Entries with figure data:
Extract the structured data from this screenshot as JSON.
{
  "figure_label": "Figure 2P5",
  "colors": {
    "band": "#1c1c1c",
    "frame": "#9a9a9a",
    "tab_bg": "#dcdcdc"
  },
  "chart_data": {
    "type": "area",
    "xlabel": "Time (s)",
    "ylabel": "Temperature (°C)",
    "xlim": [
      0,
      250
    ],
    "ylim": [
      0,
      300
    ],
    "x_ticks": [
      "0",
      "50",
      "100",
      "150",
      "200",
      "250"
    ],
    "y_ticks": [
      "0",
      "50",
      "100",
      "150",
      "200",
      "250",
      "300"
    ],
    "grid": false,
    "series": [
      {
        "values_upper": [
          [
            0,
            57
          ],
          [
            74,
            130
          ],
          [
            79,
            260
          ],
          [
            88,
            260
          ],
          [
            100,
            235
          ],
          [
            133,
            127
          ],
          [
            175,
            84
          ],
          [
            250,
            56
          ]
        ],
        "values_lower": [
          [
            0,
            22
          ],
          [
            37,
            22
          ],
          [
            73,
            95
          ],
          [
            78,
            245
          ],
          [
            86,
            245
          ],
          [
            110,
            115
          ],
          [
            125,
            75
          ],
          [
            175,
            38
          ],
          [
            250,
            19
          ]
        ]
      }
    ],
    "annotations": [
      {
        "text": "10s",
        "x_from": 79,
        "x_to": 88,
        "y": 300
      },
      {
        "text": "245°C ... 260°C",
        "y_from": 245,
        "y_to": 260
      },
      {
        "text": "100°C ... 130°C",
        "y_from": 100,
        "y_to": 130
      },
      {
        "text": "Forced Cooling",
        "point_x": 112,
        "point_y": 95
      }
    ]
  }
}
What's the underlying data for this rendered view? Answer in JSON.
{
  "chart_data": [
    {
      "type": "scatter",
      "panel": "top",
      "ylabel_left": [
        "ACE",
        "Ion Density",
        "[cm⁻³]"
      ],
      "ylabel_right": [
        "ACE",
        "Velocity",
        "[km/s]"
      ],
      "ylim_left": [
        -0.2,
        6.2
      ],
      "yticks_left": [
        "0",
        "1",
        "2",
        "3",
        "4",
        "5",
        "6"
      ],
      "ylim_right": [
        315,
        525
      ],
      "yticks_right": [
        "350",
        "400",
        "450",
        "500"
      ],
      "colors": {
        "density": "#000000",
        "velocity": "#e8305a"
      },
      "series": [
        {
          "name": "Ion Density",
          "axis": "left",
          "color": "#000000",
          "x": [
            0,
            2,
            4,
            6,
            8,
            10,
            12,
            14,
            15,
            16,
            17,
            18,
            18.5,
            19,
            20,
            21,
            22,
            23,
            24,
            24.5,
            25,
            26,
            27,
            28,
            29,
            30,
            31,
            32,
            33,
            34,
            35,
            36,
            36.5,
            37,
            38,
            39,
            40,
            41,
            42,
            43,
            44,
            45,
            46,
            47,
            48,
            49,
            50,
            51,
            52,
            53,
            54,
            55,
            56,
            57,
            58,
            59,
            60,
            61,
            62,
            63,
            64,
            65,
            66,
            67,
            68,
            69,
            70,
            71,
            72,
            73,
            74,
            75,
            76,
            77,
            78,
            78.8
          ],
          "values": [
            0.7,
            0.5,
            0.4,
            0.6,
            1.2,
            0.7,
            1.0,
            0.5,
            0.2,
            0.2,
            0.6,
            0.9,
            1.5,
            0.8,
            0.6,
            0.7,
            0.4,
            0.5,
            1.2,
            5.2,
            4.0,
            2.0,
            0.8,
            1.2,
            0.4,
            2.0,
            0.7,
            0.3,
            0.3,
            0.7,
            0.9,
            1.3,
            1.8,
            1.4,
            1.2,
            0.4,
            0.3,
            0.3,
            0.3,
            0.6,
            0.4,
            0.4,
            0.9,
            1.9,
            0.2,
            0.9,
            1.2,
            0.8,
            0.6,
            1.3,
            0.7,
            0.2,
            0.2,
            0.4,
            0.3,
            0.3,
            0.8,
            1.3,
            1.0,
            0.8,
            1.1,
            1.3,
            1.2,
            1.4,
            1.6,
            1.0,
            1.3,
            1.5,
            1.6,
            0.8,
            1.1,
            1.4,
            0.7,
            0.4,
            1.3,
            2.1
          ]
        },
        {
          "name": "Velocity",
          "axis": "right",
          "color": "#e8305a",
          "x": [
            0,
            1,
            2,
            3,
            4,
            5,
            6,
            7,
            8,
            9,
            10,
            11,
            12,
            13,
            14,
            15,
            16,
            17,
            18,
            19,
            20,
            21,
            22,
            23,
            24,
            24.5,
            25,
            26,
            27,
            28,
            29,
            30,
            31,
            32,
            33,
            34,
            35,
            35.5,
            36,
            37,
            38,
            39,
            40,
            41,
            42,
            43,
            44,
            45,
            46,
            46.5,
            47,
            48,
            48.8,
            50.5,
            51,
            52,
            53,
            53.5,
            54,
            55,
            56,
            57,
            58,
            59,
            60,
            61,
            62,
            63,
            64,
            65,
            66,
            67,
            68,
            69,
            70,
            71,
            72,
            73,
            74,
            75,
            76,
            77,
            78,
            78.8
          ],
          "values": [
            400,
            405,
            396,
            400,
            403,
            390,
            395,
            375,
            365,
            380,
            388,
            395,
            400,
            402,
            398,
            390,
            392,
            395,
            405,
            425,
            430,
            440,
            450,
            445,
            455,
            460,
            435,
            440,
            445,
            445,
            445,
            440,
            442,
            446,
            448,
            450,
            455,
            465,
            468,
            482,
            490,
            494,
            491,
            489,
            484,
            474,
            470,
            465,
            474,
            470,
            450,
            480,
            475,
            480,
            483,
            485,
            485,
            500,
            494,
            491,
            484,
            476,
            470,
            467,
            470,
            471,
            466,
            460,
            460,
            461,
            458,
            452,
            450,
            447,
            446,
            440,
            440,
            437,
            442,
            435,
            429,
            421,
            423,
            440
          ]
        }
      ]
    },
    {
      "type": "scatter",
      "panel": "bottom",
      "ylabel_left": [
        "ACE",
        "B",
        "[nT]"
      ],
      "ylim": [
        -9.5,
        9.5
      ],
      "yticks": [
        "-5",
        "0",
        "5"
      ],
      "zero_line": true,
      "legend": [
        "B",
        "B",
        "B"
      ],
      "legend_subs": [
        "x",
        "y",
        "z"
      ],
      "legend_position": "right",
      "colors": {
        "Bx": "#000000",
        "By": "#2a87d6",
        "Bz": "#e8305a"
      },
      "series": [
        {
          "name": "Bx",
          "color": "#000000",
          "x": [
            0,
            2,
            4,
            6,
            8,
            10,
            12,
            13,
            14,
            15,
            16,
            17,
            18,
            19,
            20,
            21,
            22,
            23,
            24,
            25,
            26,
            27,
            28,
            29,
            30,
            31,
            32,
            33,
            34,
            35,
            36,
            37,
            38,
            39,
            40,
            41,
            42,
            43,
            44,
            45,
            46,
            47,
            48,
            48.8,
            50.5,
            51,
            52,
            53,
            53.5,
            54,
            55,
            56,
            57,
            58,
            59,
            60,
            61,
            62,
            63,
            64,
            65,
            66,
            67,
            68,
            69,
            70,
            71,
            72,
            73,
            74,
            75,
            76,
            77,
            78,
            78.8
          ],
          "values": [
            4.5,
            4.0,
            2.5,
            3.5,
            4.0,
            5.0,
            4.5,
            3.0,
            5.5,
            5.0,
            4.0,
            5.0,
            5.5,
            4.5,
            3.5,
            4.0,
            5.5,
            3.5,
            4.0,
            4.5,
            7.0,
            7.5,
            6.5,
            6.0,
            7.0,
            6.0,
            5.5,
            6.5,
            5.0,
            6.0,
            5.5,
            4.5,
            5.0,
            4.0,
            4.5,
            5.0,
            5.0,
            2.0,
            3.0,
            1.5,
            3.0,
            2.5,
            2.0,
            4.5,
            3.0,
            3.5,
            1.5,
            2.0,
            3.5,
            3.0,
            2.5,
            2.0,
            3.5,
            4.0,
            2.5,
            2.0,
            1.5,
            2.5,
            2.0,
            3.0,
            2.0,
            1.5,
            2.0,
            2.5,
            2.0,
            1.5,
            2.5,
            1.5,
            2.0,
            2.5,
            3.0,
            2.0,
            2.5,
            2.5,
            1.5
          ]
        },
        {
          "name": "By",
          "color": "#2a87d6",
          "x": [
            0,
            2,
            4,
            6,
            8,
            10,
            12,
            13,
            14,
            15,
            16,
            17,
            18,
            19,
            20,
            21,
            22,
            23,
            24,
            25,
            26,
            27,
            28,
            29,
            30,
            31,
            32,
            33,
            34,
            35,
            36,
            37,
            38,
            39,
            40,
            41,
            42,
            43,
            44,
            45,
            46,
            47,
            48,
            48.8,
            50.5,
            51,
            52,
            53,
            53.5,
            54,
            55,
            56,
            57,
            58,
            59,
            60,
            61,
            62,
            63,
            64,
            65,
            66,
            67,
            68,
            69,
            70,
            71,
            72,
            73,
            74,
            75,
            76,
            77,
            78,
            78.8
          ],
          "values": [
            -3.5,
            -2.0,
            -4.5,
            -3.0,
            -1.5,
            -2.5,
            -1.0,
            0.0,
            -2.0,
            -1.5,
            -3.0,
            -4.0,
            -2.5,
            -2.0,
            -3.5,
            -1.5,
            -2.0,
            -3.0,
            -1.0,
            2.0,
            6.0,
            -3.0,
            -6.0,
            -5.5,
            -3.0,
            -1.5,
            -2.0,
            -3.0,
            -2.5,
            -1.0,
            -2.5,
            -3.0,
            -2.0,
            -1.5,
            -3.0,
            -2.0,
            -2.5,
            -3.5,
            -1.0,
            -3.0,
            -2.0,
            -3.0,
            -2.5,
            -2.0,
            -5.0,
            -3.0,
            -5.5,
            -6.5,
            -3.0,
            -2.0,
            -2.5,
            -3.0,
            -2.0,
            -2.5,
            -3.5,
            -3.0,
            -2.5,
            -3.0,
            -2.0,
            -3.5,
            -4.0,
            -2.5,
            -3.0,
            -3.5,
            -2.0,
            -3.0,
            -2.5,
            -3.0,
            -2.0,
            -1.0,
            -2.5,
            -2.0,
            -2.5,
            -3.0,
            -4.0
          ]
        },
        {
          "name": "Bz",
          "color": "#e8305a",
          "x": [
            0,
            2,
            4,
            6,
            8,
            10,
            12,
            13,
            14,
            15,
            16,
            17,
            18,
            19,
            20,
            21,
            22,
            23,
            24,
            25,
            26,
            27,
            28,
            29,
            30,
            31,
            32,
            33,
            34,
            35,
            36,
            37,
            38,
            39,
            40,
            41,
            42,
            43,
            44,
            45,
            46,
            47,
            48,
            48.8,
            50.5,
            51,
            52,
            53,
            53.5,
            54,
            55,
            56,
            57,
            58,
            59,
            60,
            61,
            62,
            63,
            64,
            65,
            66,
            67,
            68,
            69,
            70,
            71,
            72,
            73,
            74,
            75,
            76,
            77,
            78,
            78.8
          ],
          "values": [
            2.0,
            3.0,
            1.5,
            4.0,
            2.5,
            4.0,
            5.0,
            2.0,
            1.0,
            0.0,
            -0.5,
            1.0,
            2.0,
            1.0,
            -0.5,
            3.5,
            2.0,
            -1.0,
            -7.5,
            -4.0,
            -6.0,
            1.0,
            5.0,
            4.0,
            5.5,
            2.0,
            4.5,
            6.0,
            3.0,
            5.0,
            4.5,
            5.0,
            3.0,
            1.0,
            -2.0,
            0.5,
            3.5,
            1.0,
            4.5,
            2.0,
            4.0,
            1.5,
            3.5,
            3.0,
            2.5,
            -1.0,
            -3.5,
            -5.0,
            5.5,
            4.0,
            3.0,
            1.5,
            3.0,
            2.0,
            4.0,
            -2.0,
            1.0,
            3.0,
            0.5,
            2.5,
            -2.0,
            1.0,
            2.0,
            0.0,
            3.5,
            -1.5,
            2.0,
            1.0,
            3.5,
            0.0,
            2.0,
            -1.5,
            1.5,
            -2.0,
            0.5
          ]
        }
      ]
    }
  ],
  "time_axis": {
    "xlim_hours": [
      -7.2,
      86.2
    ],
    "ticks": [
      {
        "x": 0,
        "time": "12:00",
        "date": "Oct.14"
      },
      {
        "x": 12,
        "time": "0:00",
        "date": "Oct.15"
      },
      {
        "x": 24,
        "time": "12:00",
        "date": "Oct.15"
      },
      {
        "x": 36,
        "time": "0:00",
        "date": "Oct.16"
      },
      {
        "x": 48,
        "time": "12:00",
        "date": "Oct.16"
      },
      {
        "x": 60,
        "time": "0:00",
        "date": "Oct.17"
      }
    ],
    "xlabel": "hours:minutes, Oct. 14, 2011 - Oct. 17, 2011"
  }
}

Given task: Copy each line of the listing that contains the string "this".

Complete answer:
Extract the structured data from this screenshot as JSON.
What's the underlying data for this rendered view? Answer in JSON.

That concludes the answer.